— Problem details —
Reproduce all the material exactly, minus any pictures it holds.

— Data records —
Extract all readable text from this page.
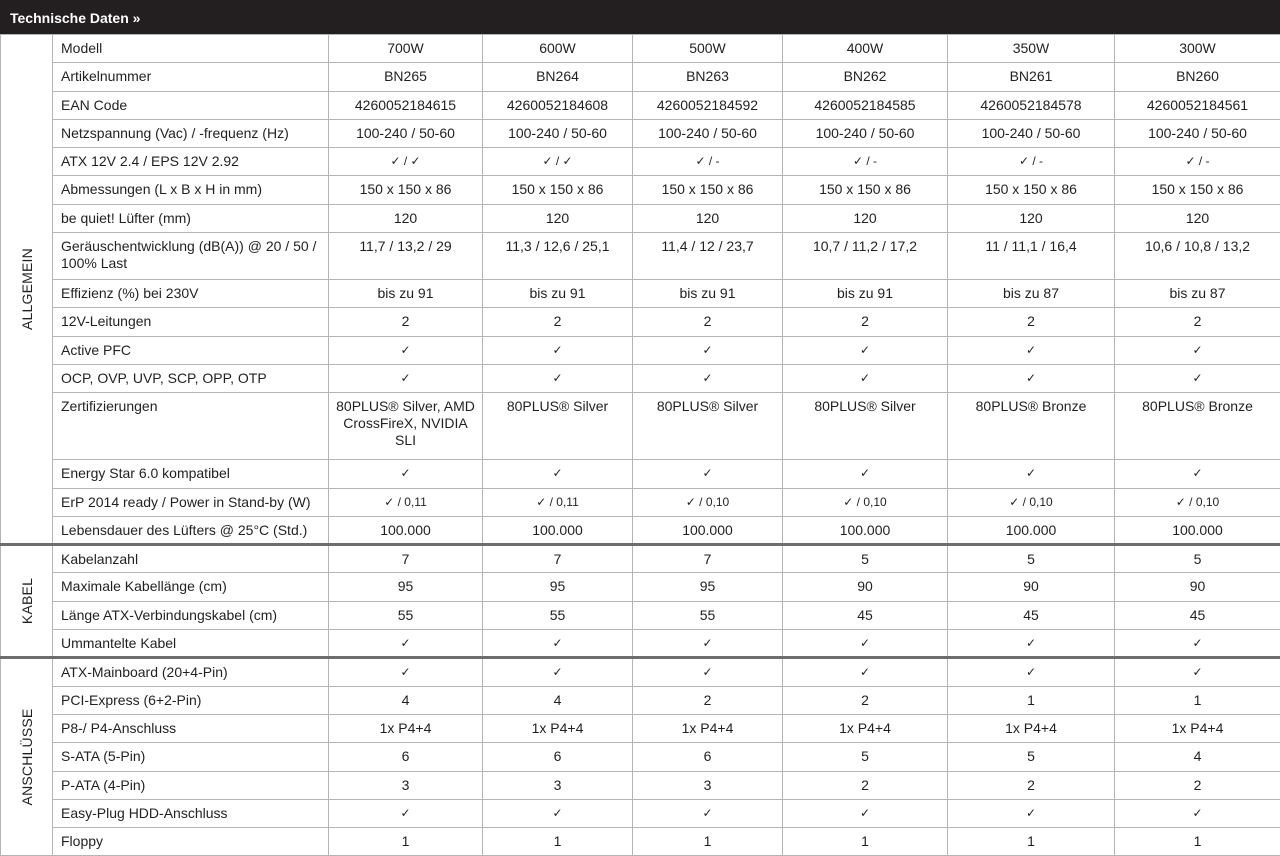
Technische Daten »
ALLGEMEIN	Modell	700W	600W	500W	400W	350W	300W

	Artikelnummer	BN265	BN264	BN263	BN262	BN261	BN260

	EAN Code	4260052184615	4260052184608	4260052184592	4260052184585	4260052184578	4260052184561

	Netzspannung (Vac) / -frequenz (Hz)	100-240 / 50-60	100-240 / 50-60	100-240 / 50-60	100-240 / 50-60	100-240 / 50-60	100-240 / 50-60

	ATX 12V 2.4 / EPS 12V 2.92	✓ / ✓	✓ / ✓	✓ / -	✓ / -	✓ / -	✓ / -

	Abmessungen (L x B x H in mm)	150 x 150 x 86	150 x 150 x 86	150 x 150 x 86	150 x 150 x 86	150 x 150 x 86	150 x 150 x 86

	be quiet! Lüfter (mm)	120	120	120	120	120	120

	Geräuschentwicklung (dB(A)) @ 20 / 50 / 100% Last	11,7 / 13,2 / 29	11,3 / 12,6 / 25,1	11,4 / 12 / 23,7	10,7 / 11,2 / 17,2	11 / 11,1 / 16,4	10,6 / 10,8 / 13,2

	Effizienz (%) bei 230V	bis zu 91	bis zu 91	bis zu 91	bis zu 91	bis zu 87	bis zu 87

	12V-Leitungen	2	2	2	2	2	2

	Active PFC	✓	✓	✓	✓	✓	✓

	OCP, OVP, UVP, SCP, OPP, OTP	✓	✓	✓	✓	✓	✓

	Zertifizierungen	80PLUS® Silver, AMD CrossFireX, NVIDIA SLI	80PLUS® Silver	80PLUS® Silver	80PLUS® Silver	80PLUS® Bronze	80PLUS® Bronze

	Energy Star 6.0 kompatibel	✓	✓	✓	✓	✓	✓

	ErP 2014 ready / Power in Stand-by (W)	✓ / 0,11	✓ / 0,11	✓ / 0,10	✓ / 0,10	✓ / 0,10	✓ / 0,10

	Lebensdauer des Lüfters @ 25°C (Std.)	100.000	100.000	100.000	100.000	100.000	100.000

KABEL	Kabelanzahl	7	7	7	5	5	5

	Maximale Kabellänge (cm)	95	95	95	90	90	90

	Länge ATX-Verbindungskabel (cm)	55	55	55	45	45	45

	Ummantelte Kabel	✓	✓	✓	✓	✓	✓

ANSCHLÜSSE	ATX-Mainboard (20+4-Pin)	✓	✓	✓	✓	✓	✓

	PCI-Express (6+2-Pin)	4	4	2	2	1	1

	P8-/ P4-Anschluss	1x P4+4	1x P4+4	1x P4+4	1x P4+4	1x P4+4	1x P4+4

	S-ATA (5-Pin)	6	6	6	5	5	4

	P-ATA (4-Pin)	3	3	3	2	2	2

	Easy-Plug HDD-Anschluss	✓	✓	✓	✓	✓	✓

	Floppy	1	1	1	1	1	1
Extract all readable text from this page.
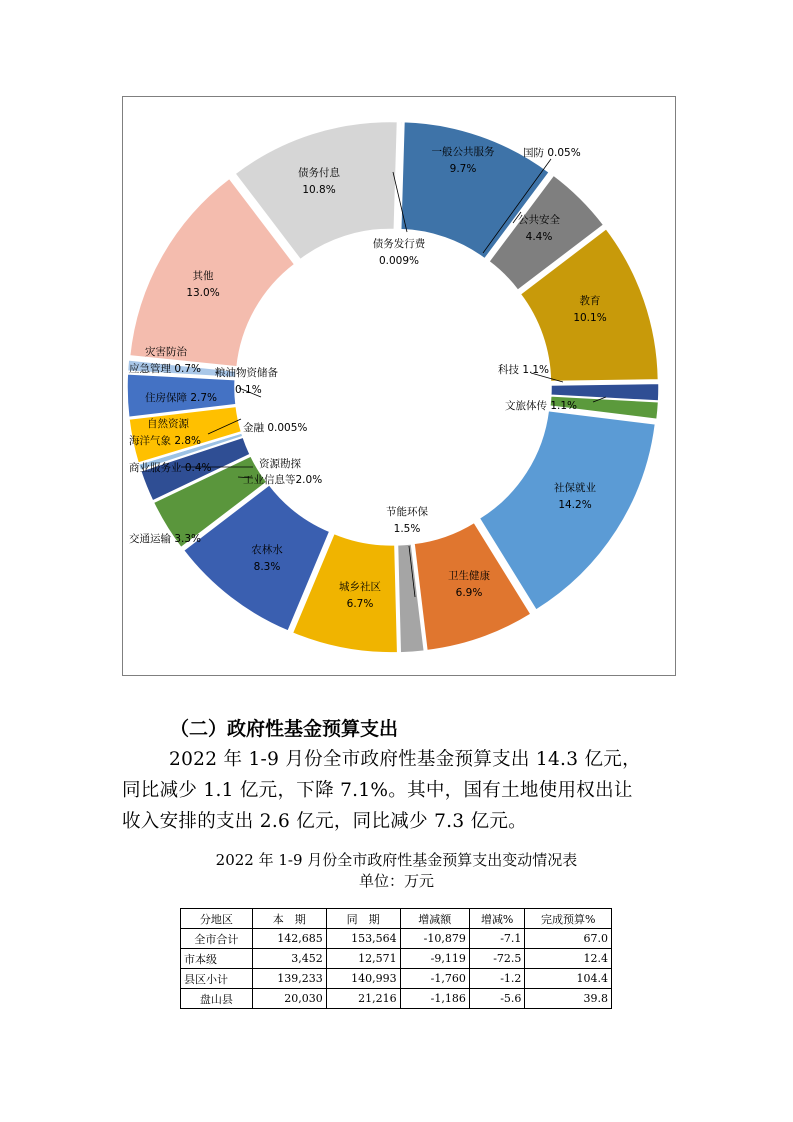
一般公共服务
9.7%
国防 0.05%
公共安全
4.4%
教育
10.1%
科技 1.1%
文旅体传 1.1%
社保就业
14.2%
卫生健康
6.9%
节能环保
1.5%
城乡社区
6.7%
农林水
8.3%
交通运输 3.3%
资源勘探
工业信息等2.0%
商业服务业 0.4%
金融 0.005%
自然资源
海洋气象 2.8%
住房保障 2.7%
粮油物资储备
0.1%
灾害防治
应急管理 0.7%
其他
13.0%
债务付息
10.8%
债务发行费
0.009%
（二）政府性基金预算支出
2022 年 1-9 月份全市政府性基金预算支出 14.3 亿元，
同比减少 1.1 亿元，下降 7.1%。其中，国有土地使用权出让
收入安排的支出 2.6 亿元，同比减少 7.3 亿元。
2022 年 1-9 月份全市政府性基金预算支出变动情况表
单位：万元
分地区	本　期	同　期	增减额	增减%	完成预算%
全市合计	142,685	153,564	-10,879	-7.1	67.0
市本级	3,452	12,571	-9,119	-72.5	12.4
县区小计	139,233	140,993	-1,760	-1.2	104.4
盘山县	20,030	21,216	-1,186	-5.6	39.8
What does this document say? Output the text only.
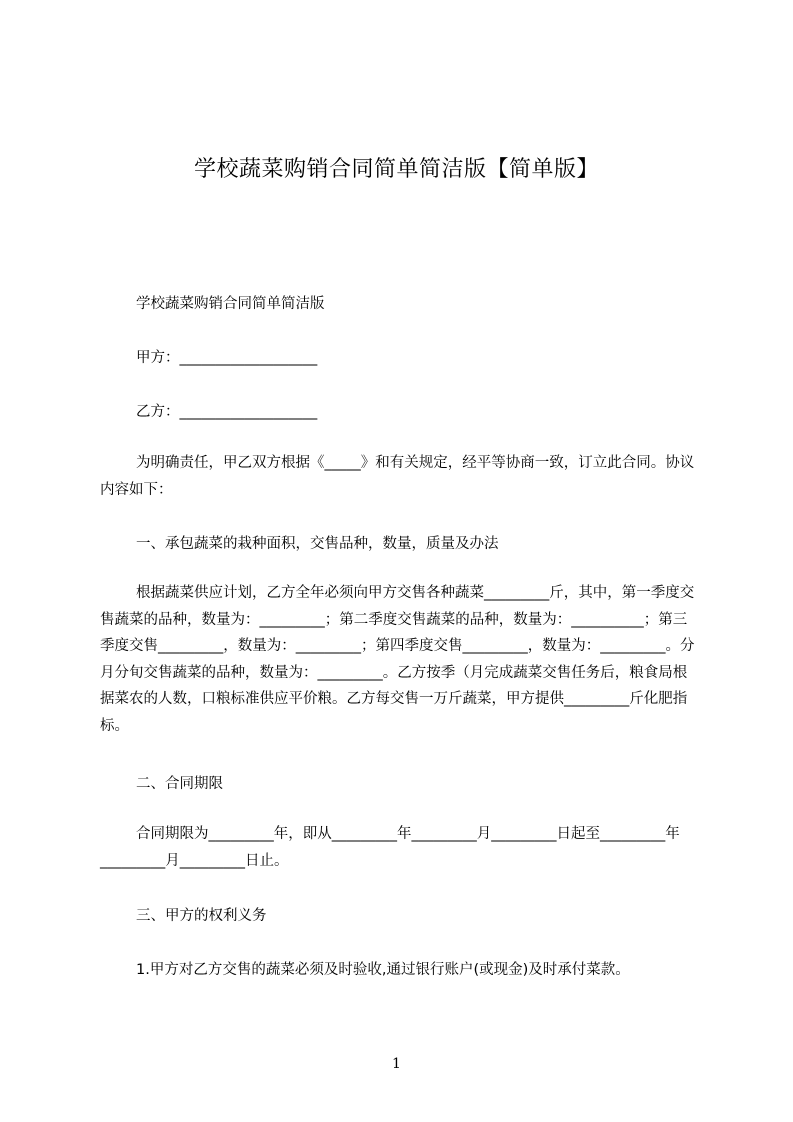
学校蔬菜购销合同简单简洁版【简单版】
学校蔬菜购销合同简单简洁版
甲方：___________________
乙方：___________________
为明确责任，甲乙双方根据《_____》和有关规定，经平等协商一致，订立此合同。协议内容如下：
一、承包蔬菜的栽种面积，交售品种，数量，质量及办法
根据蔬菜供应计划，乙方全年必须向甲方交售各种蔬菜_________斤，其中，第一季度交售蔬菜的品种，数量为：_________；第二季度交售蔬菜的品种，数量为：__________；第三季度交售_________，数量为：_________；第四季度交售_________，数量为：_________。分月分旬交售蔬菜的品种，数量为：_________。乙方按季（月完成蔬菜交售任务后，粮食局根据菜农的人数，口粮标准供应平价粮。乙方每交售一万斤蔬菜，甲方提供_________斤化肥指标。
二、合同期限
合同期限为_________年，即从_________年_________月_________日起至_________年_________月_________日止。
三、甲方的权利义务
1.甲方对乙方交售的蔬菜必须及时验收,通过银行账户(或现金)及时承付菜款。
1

— Solution —
Extract all readable text from this page.
Technische Daten »
ALLGEMEIN	Modell	700W	600W	500W	400W	350W	300W

	Artikelnummer	BN265	BN264	BN263	BN262	BN261	BN260

	EAN Code	4260052184615	4260052184608	4260052184592	4260052184585	4260052184578	4260052184561

	Netzspannung (Vac) / -frequenz (Hz)	100-240 / 50-60	100-240 / 50-60	100-240 / 50-60	100-240 / 50-60	100-240 / 50-60	100-240 / 50-60

	ATX 12V 2.4 / EPS 12V 2.92	✓ / ✓	✓ / ✓	✓ / -	✓ / -	✓ / -	✓ / -

	Abmessungen (L x B x H in mm)	150 x 150 x 86	150 x 150 x 86	150 x 150 x 86	150 x 150 x 86	150 x 150 x 86	150 x 150 x 86

	be quiet! Lüfter (mm)	120	120	120	120	120	120

	Geräuschentwicklung (dB(A)) @ 20 / 50 / 100% Last	11,7 / 13,2 / 29	11,3 / 12,6 / 25,1	11,4 / 12 / 23,7	10,7 / 11,2 / 17,2	11 / 11,1 / 16,4	10,6 / 10,8 / 13,2

	Effizienz (%) bei 230V	bis zu 91	bis zu 91	bis zu 91	bis zu 91	bis zu 87	bis zu 87

	12V-Leitungen	2	2	2	2	2	2

	Active PFC	✓	✓	✓	✓	✓	✓

	OCP, OVP, UVP, SCP, OPP, OTP	✓	✓	✓	✓	✓	✓

	Zertifizierungen	80PLUS® Silver, AMD CrossFireX, NVIDIA SLI	80PLUS® Silver	80PLUS® Silver	80PLUS® Silver	80PLUS® Bronze	80PLUS® Bronze

	Energy Star 6.0 kompatibel	✓	✓	✓	✓	✓	✓

	ErP 2014 ready / Power in Stand-by (W)	✓ / 0,11	✓ / 0,11	✓ / 0,10	✓ / 0,10	✓ / 0,10	✓ / 0,10

	Lebensdauer des Lüfters @ 25°C (Std.)	100.000	100.000	100.000	100.000	100.000	100.000

KABEL	Kabelanzahl	7	7	7	5	5	5

	Maximale Kabellänge (cm)	95	95	95	90	90	90

	Länge ATX-Verbindungskabel (cm)	55	55	55	45	45	45

	Ummantelte Kabel	✓	✓	✓	✓	✓	✓

ANSCHLÜSSE	ATX-Mainboard (20+4-Pin)	✓	✓	✓	✓	✓	✓

	PCI-Express (6+2-Pin)	4	4	2	2	1	1

	P8-/ P4-Anschluss	1x P4+4	1x P4+4	1x P4+4	1x P4+4	1x P4+4	1x P4+4

	S-ATA (5-Pin)	6	6	6	5	5	4

	P-ATA (4-Pin)	3	3	3	2	2	2

	Easy-Plug HDD-Anschluss	✓	✓	✓	✓	✓	✓

	Floppy	1	1	1	1	1	1
Extract all readable text from this page.
一般公共服务
9.7%
国防 0.05%
公共安全
4.4%
教育
10.1%
科技 1.1%
文旅体传 1.1%
社保就业
14.2%
卫生健康
6.9%
节能环保
1.5%
城乡社区
6.7%
农林水
8.3%
交通运输 3.3%
资源勘探
工业信息等2.0%
商业服务业 0.4%
金融 0.005%
自然资源
海洋气象 2.8%
住房保障 2.7%
粮油物资储备
0.1%
灾害防治
应急管理 0.7%
其他
13.0%
债务付息
10.8%
债务发行费
0.009%
（二）政府性基金预算支出
2022 年 1-9 月份全市政府性基金预算支出 14.3 亿元，
同比减少 1.1 亿元，下降 7.1%。其中，国有土地使用权出让
收入安排的支出 2.6 亿元，同比减少 7.3 亿元。
2022 年 1-9 月份全市政府性基金预算支出变动情况表
单位：万元
分地区	本　期	同　期	增减额	增减%	完成预算%
全市合计	142,685	153,564	-10,879	-7.1	67.0
市本级	3,452	12,571	-9,119	-72.5	12.4
县区小计	139,233	140,993	-1,760	-1.2	104.4
盘山县	20,030	21,216	-1,186	-5.6	39.8
What does this document say? Output the text only.
学校蔬菜购销合同简单简洁版【简单版】
学校蔬菜购销合同简单简洁版
甲方：___________________
乙方：___________________
为明确责任，甲乙双方根据《_____》和有关规定，经平等协商一致，订立此合同。协议内容如下：
一、承包蔬菜的栽种面积，交售品种，数量，质量及办法
根据蔬菜供应计划，乙方全年必须向甲方交售各种蔬菜_________斤，其中，第一季度交售蔬菜的品种，数量为：_________；第二季度交售蔬菜的品种，数量为：__________；第三季度交售_________，数量为：_________；第四季度交售_________，数量为：_________。分月分旬交售蔬菜的品种，数量为：_________。乙方按季（月完成蔬菜交售任务后，粮食局根据菜农的人数，口粮标准供应平价粮。乙方每交售一万斤蔬菜，甲方提供_________斤化肥指标。
二、合同期限
合同期限为_________年，即从_________年_________月_________日起至_________年_________月_________日止。
三、甲方的权利义务
1.甲方对乙方交售的蔬菜必须及时验收,通过银行账户(或现金)及时承付菜款。
1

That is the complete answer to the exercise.